[start]
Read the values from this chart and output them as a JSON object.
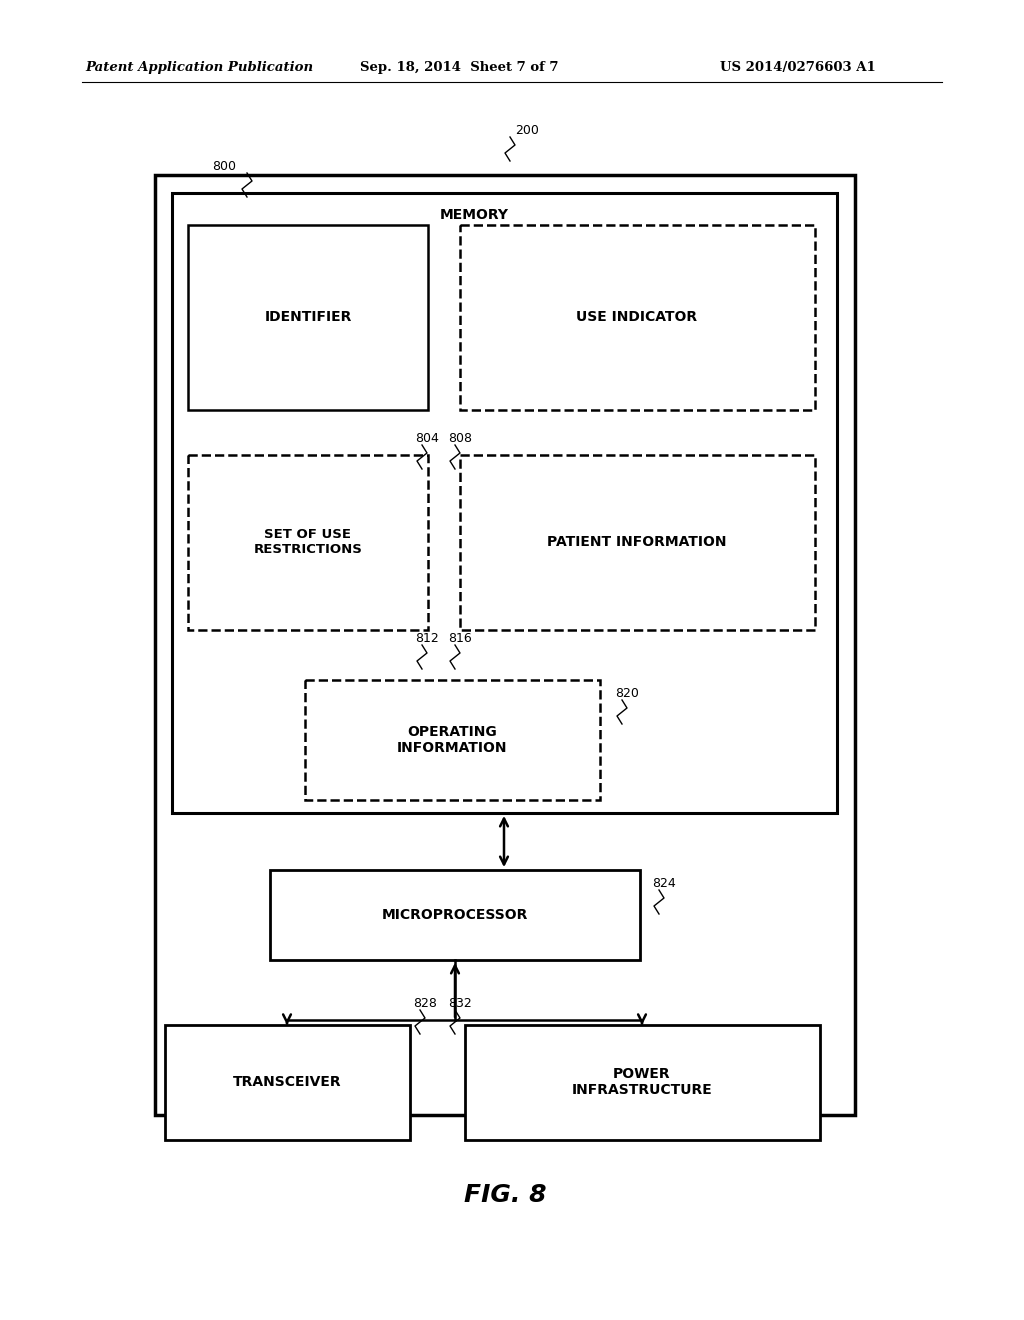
{
  "bg_color": "#ffffff",
  "header_left": "Patent Application Publication",
  "header_mid": "Sep. 18, 2014  Sheet 7 of 7",
  "header_right": "US 2014/0276603 A1",
  "fig_label": "FIG. 8",
  "ref_200": "200",
  "ref_800": "800",
  "memory_label": "MEMORY",
  "identifier_label": "IDENTIFIER",
  "use_indicator_label": "USE INDICATOR",
  "set_of_use_label": "SET OF USE\nRESTRICTIONS",
  "patient_info_label": "PATIENT INFORMATION",
  "operating_info_label": "OPERATING\nINFORMATION",
  "microprocessor_label": "MICROPROCESSOR",
  "transceiver_label": "TRANSCEIVER",
  "power_infra_label": "POWER\nINFRASTRUCTURE",
  "ref_804": "804",
  "ref_808": "808",
  "ref_812": "812",
  "ref_816": "816",
  "ref_820": "820",
  "ref_824": "824",
  "ref_828": "828",
  "ref_832": "832"
}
[end]
== WHAT IS REQUIRED ==
Copy each line in full and exactly, omitting any picture.

== WRITTEN SOLUTION ==
Read the values from this chart and output them as a JSON object.
{
  "bg_color": "#ffffff",
  "header_left": "Patent Application Publication",
  "header_mid": "Sep. 18, 2014  Sheet 7 of 7",
  "header_right": "US 2014/0276603 A1",
  "fig_label": "FIG. 8",
  "ref_200": "200",
  "ref_800": "800",
  "memory_label": "MEMORY",
  "identifier_label": "IDENTIFIER",
  "use_indicator_label": "USE INDICATOR",
  "set_of_use_label": "SET OF USE\nRESTRICTIONS",
  "patient_info_label": "PATIENT INFORMATION",
  "operating_info_label": "OPERATING\nINFORMATION",
  "microprocessor_label": "MICROPROCESSOR",
  "transceiver_label": "TRANSCEIVER",
  "power_infra_label": "POWER\nINFRASTRUCTURE",
  "ref_804": "804",
  "ref_808": "808",
  "ref_812": "812",
  "ref_816": "816",
  "ref_820": "820",
  "ref_824": "824",
  "ref_828": "828",
  "ref_832": "832"
}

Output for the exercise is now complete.